* RECORDS PROVIDED:
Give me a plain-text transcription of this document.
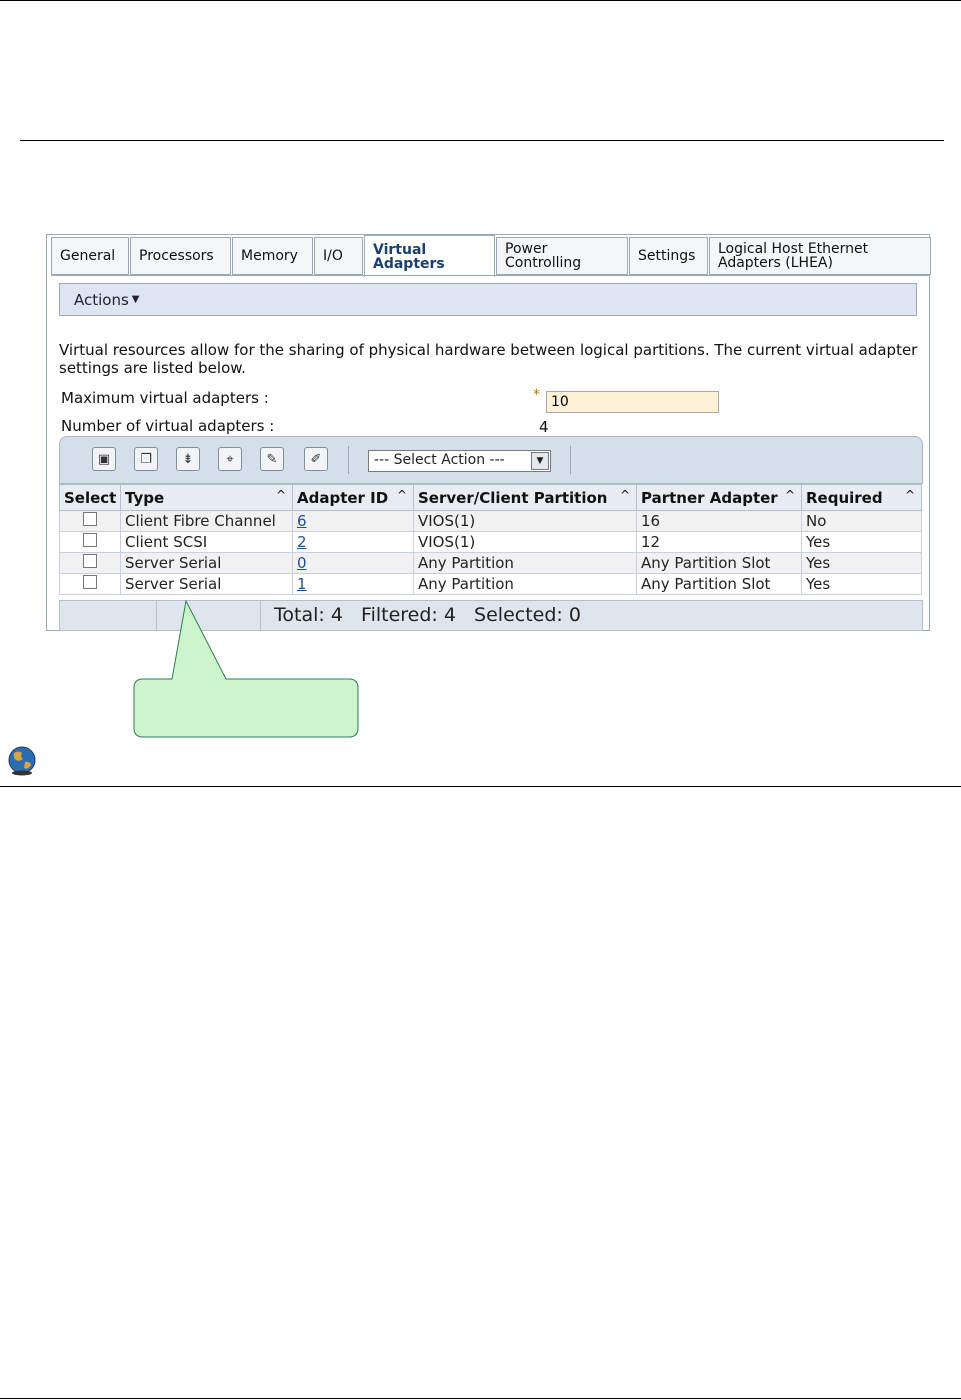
General Processors Memory I/O Virtual Adapters
Power Controlling	Settings Logical Host Ethernet Adapters (LHEA)
Actions ▼
Virtual resources allow for the sharing of physical hardware between logical partitions. The current virtual adapter settings are listed below.
Maximum virtual adapters :	* 10
Number of virtual adapters :	4
▣	❐	⇟	⌖	✎	✐	--- Select Action ---	▼
Select	Type ^	Adapter ID ^	Server/Client Partition ^	Partner Adapter ^	Required ^

	Client Fibre Channel	6	VIOS(1)	16	No
	Client SCSI	2	VIOS(1)	12	Yes
	Server Serial	0	Any Partition	Any Partition Slot	Yes
	Server Serial	1	Any Partition	Any Partition Slot	Yes
Total: 4   Filtered: 4   Selected: 0
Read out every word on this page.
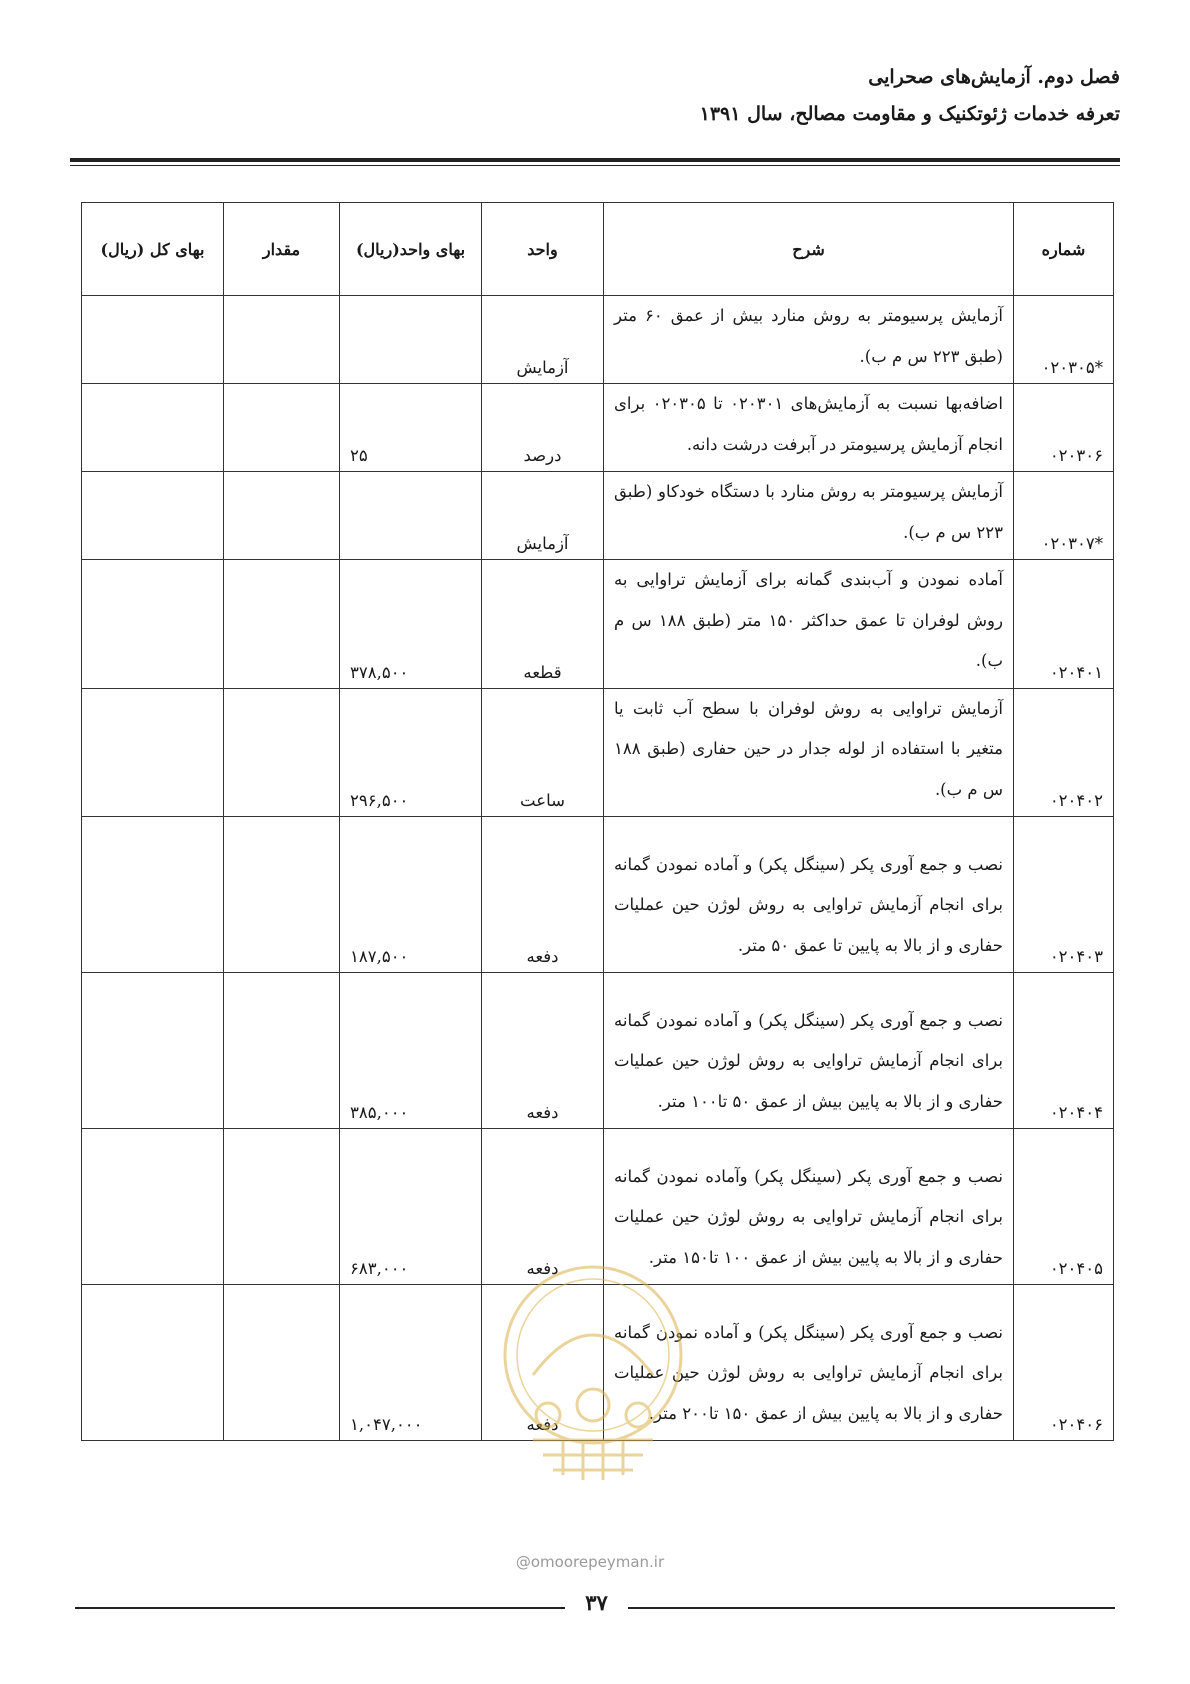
فصل دوم. آزمایش‌های صحرایی
تعرفه خدمات ژئوتکنیک و مقاومت مصالح، سال ۱۳۹۱
شماره	شرح	واحد	بهای واحد(ریال)	مقدار	بهای کل (ریال)
*۰۲۰۳۰۵	آزمایش پرسیومتر به روش منارد بیش از عمق ۶۰ متر (طبق ۲۲۳ س م ب).	آزمایش			
۰۲۰۳۰۶	اضافه‌بها نسبت به آزمایش‌های ۰۲۰۳۰۱ تا ۰۲۰۳۰۵ برای انجام آزمایش پرسیومتر در آبرفت درشت دانه.	درصد	۲۵		
*۰۲۰۳۰۷	آزمایش پرسیومتر به روش منارد با دستگاه خودکاو (طبق ۲۲۳ س م ب).	آزمایش			
۰۲۰۴۰۱	آماده نمودن و آب‌بندی گمانه برای آزمایش تراوایی به روش لوفران تا عمق حداکثر ۱۵۰ متر (طبق ۱۸۸ س م ب).	قطعه	۳۷۸,۵۰۰		
۰۲۰۴۰۲	آزمایش تراوایی به روش لوفران با سطح آب ثابت یا متغیر با استفاده از لوله جدار در حین حفاری (طبق ۱۸۸ س م ب).	ساعت	۲۹۶,۵۰۰		
۰۲۰۴۰۳	نصب و جمع آوری پکر (سینگل پکر) و آماده نمودن گمانه برای انجام آزمایش تراوایی به روش لوژن حین عملیات حفاری و از بالا به پایین تا عمق ۵۰ متر.	دفعه	۱۸۷,۵۰۰		
۰۲۰۴۰۴	نصب و جمع آوری پکر (سینگل پکر) و آماده نمودن گمانه برای انجام آزمایش تراوایی به روش لوژن حین عملیات حفاری و از بالا به پایین بیش از عمق ۵۰ تا۱۰۰ متر.	دفعه	۳۸۵,۰۰۰		
۰۲۰۴۰۵	نصب و جمع آوری پکر (سینگل پکر) وآماده نمودن گمانه برای انجام آزمایش تراوایی به روش لوژن حین عملیات حفاری و از بالا به پایین بیش از عمق ۱۰۰ تا۱۵۰ متر.	دفعه	۶۸۳,۰۰۰		
۰۲۰۴۰۶	نصب و جمع آوری پکر (سینگل پکر) و آماده نمودن گمانه برای انجام آزمایش تراوایی به روش لوژن حین عملیات حفاری و از بالا به پایین بیش از عمق ۱۵۰ تا۲۰۰ متر.	دفعه	۱,۰۴۷,۰۰۰		
@omoorepeyman.ir
۳۷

* EXERCISE GOAL:
Collect every line with the string "Client" from the records, and copy each.

* COMPLETE RESPONSE:
Select	Type ^	Adapter ID ^	Server/Client Partition ^	Partner Adapter ^	Required ^
	Client Fibre Channel	6	VIOS(1)	16	No
	Client SCSI	2	VIOS(1)	12	Yes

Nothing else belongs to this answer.